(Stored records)
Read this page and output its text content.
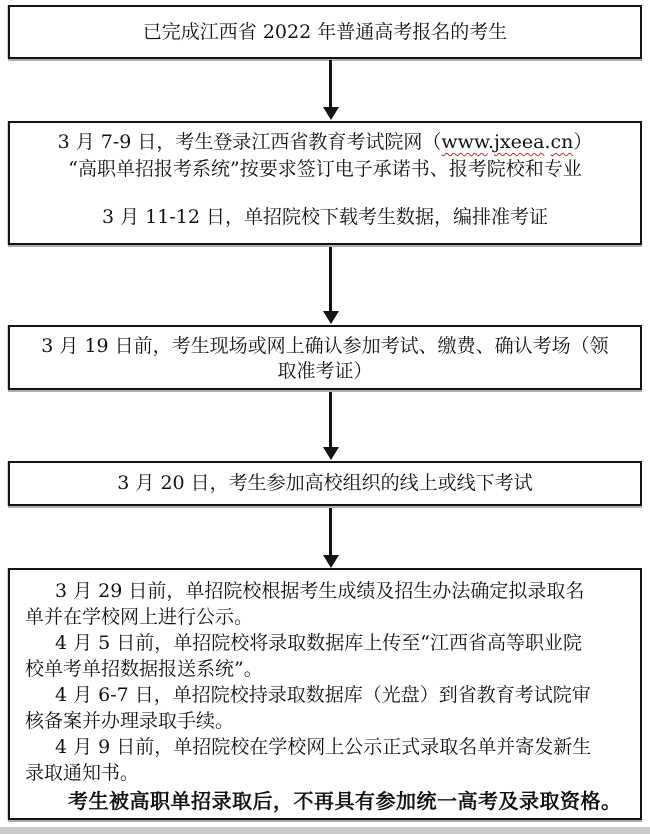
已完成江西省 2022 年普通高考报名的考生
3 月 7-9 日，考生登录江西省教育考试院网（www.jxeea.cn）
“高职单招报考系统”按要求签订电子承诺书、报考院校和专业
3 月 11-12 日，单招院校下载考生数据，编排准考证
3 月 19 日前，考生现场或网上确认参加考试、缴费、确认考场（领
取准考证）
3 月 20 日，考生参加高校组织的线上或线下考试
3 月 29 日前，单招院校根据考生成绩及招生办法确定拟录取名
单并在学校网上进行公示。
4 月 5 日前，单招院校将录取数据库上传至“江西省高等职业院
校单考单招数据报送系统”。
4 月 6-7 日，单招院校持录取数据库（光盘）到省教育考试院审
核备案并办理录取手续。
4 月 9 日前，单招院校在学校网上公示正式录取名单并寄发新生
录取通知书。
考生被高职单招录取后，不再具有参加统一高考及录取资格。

#### DIRECTIONS:
Quote every line of the records above exactly; no picture is to be copied.

#### RESULT OF THIS EXERCISE:
Read this page and output its text content.
已完成江西省 2022 年普通高考报名的考生
3 月 7-9 日，考生登录江西省教育考试院网（www.jxeea.cn）
“高职单招报考系统”按要求签订电子承诺书、报考院校和专业
3 月 11-12 日，单招院校下载考生数据，编排准考证
3 月 19 日前，考生现场或网上确认参加考试、缴费、确认考场（领
取准考证）
3 月 20 日，考生参加高校组织的线上或线下考试
3 月 29 日前，单招院校根据考生成绩及招生办法确定拟录取名
单并在学校网上进行公示。
4 月 5 日前，单招院校将录取数据库上传至“江西省高等职业院
校单考单招数据报送系统”。
4 月 6-7 日，单招院校持录取数据库（光盘）到省教育考试院审
核备案并办理录取手续。
4 月 9 日前，单招院校在学校网上公示正式录取名单并寄发新生
录取通知书。
考生被高职单招录取后，不再具有参加统一高考及录取资格。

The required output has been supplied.